(TASK INPUTS)
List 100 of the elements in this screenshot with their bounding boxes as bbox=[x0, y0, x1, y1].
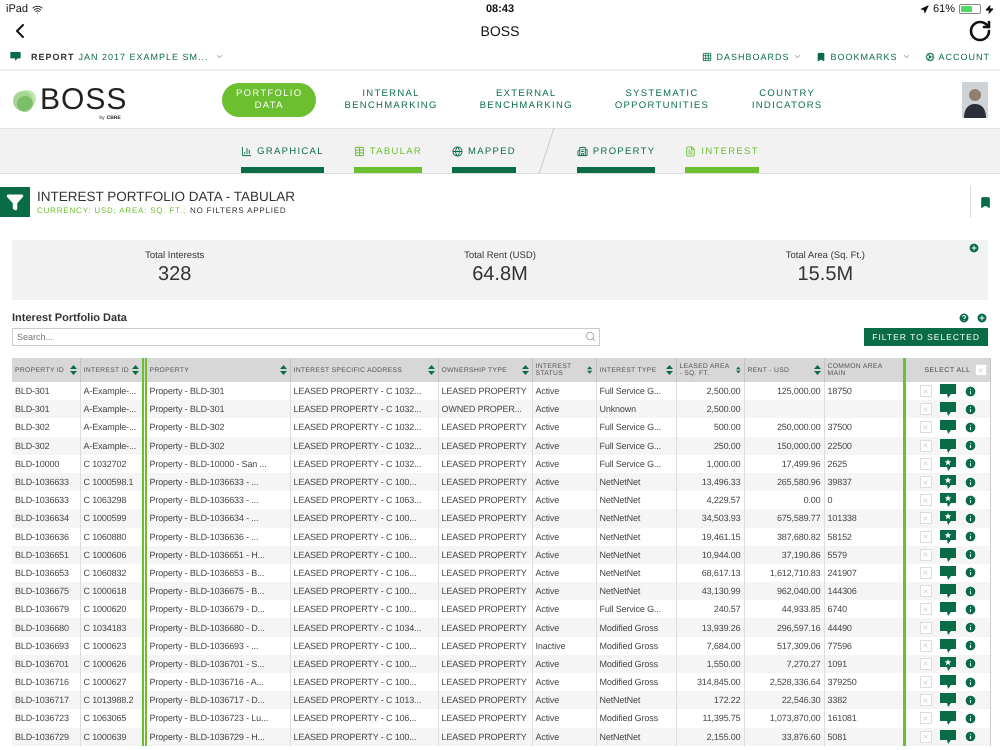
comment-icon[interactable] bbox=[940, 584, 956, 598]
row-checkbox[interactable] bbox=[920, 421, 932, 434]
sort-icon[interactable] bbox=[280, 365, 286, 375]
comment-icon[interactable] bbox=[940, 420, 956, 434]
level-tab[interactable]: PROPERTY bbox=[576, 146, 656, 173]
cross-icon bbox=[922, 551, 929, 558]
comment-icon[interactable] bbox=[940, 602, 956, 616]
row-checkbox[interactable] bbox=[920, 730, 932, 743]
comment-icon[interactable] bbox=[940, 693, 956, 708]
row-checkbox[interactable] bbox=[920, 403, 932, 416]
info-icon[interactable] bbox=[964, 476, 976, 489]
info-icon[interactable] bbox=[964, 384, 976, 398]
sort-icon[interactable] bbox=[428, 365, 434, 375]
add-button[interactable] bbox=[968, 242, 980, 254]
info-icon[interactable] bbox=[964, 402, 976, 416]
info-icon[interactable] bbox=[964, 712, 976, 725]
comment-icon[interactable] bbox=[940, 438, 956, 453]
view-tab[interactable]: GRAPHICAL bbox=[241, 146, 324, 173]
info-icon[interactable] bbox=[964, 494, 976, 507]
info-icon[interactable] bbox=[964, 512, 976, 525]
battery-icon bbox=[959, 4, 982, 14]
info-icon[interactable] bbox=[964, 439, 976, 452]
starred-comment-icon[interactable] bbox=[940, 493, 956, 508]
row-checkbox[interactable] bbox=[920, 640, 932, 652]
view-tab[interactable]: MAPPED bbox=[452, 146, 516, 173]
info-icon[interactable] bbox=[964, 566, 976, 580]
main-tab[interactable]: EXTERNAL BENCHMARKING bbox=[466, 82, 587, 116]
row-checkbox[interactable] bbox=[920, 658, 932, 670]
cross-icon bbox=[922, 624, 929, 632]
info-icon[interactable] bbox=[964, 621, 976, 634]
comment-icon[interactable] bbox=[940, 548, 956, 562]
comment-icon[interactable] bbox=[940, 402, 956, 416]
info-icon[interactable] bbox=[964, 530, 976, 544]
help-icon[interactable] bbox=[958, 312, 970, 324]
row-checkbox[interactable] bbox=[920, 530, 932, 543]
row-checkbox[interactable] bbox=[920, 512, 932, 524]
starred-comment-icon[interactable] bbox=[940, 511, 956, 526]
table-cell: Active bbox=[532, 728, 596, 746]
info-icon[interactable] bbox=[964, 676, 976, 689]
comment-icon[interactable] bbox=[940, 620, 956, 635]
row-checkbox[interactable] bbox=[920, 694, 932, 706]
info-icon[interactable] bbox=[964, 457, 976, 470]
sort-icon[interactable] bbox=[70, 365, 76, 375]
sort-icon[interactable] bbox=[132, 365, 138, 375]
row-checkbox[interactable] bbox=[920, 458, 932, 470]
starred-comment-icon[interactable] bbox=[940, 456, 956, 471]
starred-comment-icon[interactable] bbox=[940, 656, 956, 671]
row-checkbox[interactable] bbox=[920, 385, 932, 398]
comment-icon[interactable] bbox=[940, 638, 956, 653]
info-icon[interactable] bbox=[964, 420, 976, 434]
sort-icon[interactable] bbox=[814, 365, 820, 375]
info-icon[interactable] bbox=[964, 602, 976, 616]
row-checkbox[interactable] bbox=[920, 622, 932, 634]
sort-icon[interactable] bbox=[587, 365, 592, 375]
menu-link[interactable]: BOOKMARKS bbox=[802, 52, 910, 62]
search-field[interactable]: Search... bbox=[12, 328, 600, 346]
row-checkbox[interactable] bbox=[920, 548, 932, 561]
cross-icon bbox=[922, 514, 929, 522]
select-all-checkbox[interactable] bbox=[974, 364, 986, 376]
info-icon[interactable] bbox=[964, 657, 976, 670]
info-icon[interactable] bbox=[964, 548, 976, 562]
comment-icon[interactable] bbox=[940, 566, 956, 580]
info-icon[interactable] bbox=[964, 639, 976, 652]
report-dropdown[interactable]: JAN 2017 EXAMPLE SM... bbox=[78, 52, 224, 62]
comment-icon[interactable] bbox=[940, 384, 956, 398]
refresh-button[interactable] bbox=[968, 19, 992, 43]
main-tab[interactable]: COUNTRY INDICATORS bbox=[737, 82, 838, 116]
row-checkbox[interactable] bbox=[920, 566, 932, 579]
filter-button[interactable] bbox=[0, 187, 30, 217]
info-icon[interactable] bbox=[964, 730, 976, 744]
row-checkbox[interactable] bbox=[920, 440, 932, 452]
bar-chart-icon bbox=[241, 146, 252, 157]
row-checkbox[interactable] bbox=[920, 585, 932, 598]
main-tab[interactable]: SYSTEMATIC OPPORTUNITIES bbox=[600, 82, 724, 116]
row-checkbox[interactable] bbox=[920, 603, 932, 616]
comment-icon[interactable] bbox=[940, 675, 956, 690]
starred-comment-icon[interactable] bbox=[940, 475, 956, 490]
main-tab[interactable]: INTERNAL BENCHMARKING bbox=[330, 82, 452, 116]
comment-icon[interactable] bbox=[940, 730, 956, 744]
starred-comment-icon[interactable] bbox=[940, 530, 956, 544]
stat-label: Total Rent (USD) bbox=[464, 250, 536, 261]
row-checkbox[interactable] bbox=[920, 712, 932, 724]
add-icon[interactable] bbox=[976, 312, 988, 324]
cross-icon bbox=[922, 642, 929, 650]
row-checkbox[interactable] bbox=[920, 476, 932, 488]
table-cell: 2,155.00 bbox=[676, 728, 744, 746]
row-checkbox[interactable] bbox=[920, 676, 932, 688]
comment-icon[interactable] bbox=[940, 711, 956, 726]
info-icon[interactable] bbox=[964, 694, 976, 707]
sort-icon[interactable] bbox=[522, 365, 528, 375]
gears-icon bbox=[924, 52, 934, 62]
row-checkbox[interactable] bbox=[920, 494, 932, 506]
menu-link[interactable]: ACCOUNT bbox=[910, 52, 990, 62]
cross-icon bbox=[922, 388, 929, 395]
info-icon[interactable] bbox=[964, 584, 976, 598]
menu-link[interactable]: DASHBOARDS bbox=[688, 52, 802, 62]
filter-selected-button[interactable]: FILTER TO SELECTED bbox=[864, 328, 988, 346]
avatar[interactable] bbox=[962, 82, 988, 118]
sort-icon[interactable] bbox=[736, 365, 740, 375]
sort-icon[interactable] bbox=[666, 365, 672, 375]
...
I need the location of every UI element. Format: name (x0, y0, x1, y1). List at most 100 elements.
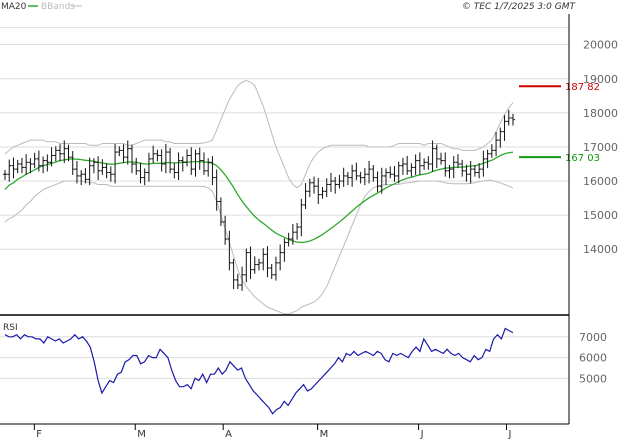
---
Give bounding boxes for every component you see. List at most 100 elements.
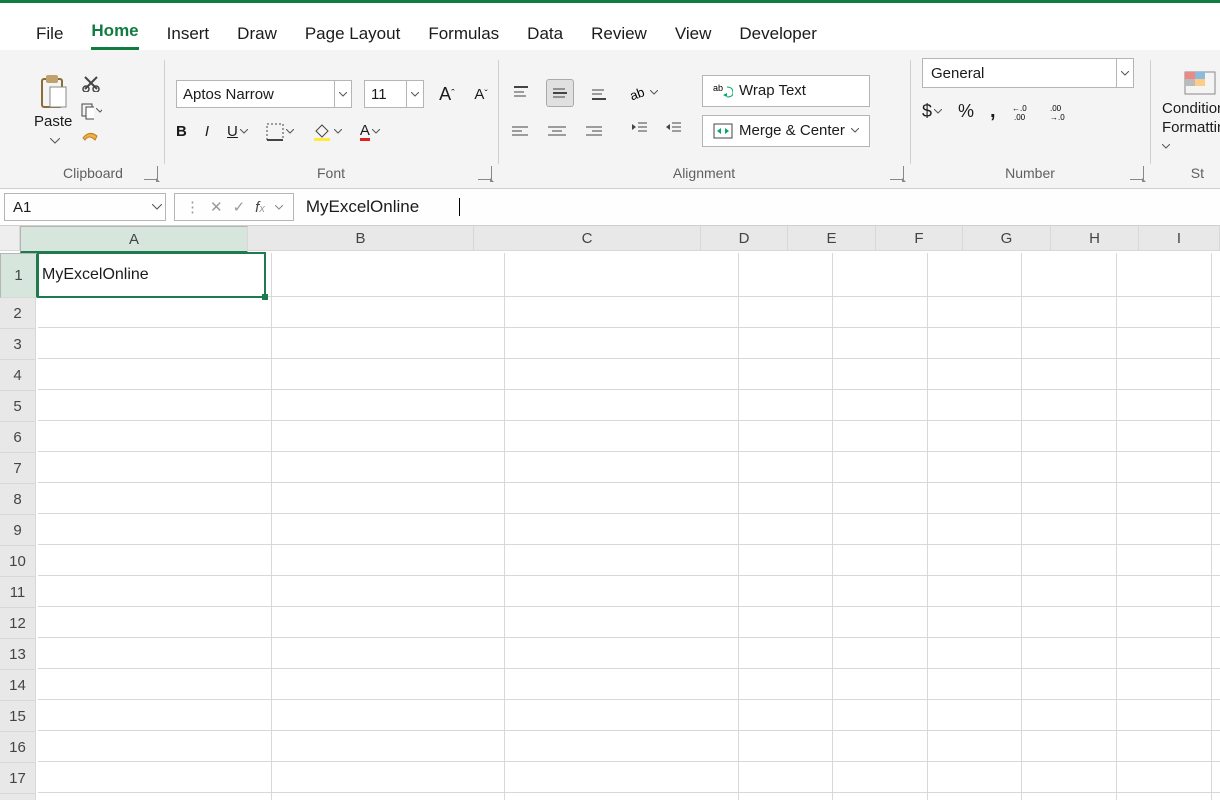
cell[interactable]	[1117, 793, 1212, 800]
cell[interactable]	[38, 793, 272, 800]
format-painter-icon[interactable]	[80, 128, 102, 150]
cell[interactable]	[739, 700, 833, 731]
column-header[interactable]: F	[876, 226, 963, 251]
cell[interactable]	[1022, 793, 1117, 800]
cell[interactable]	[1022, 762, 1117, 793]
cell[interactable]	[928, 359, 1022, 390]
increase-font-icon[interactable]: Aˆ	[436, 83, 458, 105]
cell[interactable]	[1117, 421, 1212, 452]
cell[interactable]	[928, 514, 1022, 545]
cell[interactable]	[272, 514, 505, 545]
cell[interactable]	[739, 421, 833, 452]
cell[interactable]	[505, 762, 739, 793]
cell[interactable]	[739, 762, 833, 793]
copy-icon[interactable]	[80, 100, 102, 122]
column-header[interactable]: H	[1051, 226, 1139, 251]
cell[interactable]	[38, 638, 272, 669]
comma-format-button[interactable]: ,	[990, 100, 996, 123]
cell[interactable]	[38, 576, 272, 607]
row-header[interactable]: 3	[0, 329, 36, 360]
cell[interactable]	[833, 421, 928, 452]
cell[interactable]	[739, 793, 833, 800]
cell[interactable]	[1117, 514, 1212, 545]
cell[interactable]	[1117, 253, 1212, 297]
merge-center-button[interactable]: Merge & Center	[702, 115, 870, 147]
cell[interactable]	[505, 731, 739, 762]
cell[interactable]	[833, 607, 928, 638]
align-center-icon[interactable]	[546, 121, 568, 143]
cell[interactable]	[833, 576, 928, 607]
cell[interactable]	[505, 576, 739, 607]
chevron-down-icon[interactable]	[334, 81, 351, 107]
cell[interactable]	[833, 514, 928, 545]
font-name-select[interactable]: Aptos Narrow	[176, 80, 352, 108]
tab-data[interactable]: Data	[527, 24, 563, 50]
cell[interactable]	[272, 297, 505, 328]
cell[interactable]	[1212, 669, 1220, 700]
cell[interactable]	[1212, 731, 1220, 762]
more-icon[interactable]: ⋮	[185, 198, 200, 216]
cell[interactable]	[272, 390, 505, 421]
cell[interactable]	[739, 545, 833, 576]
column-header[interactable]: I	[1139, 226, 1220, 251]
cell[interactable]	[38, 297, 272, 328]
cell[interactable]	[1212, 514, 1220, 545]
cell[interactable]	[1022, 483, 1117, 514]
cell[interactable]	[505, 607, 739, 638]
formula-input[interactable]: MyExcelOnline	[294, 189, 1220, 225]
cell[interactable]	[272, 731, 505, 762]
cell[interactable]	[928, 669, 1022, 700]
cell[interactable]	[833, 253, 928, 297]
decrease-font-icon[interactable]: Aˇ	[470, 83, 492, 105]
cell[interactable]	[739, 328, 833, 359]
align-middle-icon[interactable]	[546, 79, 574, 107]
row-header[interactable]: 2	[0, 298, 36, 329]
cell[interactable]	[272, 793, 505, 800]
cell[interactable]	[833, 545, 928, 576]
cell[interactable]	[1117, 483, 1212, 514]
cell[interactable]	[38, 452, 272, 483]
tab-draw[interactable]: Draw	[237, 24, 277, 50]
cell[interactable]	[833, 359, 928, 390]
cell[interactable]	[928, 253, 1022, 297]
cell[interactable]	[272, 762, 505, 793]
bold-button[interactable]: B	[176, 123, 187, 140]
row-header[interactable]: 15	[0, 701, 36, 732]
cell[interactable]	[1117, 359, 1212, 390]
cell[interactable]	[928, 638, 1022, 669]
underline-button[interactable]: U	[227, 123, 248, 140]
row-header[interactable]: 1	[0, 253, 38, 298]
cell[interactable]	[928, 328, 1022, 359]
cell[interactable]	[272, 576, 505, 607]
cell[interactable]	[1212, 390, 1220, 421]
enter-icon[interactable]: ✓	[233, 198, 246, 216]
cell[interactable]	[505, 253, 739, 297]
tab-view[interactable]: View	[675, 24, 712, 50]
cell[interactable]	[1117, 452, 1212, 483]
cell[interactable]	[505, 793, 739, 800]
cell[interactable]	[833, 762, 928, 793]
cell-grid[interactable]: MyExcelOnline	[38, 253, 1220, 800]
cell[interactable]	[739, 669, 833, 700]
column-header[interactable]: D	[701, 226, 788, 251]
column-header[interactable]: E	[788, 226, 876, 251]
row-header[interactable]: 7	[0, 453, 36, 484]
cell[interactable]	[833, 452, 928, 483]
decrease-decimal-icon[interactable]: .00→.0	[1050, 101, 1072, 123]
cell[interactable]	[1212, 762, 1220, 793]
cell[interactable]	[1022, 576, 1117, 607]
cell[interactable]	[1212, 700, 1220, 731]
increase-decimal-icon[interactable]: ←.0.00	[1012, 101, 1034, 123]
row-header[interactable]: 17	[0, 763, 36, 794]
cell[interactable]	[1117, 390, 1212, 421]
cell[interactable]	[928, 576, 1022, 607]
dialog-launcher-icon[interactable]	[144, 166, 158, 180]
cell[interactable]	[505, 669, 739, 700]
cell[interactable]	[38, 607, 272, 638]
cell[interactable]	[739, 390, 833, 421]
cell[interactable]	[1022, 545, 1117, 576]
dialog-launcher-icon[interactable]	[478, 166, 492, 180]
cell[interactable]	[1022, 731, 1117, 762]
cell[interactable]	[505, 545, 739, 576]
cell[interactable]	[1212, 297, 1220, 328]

(EXERCISE GOAL)
Arrange the entry lines from the one with "List 100 of" up to and including the one with "comment-icon[interactable] bbox=[940, 420, 956, 434]" as a JSON list of strings, one string per line, with blank lines dropped. Leave the picture out of the list.

(THE RESULT)
[
  "List 100 of the elements in this screenshot with their bounding boxes as bbox=[x0, y0, x1, y1].",
  "comment-icon[interactable] bbox=[940, 584, 956, 598]",
  "row-checkbox[interactable] bbox=[920, 421, 932, 434]",
  "sort-icon[interactable] bbox=[280, 365, 286, 375]",
  "comment-icon[interactable] bbox=[940, 420, 956, 434]"
]